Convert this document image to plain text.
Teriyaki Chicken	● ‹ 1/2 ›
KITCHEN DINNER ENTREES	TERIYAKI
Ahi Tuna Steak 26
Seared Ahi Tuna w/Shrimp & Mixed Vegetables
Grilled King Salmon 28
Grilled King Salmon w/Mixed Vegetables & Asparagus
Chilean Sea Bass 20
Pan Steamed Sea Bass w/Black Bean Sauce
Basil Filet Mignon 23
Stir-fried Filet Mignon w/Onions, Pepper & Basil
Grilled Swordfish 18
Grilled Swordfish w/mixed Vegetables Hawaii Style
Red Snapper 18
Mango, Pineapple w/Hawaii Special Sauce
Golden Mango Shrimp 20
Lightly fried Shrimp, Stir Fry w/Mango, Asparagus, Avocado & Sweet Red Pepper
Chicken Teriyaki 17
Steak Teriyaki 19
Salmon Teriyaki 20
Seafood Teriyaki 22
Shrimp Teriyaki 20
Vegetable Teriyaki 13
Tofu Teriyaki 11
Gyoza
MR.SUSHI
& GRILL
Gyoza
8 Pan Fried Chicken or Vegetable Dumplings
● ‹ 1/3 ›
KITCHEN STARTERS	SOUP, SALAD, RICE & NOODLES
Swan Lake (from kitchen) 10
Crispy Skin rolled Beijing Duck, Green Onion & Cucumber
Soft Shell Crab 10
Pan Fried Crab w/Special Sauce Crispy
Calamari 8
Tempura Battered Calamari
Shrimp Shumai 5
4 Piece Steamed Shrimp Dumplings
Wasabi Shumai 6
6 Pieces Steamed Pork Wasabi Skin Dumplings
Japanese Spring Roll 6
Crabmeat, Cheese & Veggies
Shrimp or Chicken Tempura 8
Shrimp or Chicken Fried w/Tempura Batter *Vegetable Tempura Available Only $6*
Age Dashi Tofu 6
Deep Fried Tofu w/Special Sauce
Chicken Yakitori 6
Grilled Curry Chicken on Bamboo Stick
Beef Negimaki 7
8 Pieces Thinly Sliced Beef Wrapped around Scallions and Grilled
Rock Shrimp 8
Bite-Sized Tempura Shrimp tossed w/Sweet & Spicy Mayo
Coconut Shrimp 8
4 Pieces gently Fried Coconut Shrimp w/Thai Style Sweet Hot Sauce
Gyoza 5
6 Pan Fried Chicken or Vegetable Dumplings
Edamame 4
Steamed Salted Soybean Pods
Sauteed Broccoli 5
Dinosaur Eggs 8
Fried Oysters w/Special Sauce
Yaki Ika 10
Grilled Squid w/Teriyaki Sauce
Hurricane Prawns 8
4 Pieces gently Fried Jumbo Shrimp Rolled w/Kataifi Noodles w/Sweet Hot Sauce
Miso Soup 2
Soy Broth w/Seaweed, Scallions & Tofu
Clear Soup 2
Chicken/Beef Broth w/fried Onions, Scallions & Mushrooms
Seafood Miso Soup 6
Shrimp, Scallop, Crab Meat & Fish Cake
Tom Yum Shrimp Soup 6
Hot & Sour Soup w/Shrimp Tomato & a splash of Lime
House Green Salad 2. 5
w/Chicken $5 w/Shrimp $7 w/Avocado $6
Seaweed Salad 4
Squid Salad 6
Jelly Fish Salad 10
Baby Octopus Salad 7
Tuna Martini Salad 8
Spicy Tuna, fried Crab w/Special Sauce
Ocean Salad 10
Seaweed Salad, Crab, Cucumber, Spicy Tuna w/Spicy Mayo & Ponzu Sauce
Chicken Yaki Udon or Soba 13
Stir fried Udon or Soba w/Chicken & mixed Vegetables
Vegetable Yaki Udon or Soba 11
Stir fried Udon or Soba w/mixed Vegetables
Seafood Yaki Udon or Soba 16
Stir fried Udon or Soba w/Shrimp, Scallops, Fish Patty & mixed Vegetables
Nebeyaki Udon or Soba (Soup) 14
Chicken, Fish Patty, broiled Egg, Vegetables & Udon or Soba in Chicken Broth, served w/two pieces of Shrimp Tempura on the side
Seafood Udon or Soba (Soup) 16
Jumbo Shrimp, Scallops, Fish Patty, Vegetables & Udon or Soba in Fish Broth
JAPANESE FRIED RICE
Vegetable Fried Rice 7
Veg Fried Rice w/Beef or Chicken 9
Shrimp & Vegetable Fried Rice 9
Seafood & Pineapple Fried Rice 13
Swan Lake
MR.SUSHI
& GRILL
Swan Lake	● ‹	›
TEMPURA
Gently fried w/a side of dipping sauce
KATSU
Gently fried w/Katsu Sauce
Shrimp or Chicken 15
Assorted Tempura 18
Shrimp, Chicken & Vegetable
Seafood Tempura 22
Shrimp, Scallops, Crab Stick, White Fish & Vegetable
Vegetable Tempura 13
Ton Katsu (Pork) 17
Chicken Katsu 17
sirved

────────────────────────────────────────

**AIM OF THE EXERCISE**
Which lines above contain the word "Asparagus"? Copy each of them.

**TASK RESPONSE**
Grilled King Salmon w/Mixed Vegetables & Asparagus
Lightly fried Shrimp, Stir Fry w/Mango, Asparagus, Avocado & Sweet Red Pepper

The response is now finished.